● WORK INSTRUCTIONS: Using the data below, copy every line that contains the word "notes".

========================================

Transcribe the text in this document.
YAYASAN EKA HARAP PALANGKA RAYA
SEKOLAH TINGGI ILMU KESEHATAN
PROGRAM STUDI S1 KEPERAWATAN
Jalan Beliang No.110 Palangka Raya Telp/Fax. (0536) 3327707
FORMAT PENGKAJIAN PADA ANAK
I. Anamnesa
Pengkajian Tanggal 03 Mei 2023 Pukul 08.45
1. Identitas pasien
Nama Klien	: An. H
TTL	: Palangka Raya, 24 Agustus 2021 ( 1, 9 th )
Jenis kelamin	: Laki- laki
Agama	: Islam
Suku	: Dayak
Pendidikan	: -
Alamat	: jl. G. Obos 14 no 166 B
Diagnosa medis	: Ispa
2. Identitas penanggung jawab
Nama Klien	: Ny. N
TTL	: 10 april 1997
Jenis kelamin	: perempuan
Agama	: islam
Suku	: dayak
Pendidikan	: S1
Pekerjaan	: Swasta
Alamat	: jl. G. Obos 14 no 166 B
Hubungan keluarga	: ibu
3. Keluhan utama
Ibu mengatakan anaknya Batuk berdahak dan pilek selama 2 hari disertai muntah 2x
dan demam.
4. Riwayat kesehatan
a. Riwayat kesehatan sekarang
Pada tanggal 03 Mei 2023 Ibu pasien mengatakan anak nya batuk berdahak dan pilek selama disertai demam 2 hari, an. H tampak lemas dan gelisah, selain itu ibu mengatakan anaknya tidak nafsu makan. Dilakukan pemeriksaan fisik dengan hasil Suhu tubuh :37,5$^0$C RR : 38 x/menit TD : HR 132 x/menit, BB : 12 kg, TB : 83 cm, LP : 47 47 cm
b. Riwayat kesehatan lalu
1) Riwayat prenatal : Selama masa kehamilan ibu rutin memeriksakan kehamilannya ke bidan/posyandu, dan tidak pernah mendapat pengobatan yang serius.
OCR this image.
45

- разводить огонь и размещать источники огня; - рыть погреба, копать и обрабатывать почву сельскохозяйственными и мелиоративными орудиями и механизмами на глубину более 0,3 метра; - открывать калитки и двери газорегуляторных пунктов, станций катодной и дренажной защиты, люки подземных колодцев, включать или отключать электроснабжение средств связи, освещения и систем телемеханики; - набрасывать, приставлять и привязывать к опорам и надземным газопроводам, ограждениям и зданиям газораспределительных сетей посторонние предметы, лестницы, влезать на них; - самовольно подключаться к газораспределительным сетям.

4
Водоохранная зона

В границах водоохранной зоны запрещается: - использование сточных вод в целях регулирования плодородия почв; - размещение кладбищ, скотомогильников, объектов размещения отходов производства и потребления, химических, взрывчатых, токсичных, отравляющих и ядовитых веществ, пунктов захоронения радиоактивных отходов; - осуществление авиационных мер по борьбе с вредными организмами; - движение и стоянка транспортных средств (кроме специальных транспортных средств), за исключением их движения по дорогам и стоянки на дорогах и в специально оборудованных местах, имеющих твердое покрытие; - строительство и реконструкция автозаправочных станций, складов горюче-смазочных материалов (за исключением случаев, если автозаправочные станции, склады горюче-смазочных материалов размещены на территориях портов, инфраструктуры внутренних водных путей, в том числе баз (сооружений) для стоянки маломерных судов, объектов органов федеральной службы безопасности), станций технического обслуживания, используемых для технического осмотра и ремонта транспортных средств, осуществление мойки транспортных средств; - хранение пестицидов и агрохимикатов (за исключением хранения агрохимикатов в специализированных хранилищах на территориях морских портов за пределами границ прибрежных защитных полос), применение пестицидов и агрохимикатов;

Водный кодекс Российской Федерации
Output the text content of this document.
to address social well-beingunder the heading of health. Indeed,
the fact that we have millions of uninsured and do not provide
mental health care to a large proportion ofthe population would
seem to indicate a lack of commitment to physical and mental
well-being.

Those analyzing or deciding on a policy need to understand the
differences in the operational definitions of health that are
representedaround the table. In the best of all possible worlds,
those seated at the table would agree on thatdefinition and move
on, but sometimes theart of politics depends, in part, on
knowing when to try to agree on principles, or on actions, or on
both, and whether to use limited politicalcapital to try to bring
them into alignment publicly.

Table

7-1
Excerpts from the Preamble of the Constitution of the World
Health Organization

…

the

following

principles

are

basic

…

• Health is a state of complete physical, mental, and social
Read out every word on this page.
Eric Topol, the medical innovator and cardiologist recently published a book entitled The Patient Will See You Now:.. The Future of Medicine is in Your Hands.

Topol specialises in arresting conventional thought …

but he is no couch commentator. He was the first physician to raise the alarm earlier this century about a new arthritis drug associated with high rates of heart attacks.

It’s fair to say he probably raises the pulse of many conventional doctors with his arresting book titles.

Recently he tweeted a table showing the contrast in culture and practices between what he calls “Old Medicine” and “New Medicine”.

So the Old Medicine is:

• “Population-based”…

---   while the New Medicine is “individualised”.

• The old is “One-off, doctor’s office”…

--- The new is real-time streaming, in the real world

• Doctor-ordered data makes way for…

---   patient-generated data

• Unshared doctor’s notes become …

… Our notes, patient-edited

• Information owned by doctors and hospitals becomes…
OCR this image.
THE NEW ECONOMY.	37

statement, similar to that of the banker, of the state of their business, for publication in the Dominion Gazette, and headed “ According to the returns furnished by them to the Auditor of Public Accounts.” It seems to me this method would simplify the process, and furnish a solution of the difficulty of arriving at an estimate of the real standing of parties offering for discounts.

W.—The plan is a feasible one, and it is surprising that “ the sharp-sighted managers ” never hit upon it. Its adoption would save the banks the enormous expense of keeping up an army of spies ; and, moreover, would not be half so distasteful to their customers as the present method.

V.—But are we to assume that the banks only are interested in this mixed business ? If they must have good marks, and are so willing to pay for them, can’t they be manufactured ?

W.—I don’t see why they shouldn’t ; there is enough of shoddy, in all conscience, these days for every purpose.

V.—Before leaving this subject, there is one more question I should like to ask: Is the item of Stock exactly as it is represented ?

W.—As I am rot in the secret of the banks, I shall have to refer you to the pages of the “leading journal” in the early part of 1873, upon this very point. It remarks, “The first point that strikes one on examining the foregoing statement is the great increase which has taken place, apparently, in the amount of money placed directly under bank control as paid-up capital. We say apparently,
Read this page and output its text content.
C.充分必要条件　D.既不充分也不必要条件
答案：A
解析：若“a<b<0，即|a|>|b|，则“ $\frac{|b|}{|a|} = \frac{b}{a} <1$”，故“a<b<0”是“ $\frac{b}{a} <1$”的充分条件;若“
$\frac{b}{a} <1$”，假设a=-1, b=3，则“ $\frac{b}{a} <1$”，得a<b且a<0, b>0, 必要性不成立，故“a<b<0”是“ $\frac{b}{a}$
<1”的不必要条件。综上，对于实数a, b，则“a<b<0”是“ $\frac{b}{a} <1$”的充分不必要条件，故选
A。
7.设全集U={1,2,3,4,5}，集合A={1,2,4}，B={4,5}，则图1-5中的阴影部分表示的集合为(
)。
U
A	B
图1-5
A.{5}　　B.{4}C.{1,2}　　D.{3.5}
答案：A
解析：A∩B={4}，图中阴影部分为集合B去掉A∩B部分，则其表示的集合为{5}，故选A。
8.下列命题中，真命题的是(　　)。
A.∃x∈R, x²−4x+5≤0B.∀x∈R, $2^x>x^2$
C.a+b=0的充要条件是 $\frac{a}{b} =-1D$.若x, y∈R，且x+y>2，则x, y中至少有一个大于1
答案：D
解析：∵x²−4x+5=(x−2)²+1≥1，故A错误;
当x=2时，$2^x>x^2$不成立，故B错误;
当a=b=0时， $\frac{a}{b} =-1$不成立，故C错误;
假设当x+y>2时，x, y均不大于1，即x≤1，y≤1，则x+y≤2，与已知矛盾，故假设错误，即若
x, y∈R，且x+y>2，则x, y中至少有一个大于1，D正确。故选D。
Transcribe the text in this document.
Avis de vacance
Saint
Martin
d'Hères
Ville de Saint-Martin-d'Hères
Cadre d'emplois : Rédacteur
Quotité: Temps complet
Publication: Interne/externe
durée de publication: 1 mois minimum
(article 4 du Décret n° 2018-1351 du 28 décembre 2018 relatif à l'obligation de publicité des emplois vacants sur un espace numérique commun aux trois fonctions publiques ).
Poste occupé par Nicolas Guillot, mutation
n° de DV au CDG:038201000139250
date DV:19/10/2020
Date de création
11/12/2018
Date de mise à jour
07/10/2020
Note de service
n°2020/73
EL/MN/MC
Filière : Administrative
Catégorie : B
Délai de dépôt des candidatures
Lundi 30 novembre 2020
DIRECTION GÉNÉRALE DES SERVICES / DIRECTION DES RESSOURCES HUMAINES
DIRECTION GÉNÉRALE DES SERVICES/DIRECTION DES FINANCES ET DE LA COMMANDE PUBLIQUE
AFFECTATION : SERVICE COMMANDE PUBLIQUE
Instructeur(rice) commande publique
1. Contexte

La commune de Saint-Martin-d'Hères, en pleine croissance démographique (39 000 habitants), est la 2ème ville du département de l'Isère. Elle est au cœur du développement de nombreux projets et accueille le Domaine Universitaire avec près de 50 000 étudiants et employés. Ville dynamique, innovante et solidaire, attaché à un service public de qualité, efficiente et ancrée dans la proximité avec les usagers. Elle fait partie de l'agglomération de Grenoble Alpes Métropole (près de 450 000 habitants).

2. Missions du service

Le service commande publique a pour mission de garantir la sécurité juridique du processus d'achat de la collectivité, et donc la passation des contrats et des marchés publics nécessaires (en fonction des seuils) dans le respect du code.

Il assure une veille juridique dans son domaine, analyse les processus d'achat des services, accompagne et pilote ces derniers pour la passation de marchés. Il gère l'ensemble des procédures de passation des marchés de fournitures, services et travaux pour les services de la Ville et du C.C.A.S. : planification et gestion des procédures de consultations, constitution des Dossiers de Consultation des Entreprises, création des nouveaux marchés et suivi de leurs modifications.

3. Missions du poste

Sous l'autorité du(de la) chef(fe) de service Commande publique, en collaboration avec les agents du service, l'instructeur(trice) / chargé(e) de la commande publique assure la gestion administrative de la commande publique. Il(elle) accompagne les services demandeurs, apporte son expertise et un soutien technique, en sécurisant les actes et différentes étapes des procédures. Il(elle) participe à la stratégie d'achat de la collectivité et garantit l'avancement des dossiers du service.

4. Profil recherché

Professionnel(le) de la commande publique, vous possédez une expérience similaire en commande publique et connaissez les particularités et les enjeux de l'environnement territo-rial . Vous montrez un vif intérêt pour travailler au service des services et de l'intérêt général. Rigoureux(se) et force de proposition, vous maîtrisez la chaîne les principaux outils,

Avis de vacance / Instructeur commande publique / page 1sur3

========================================

● CORRECT RESULT:
• Unshared doctor’s notes become …
… Our notes, patient-edited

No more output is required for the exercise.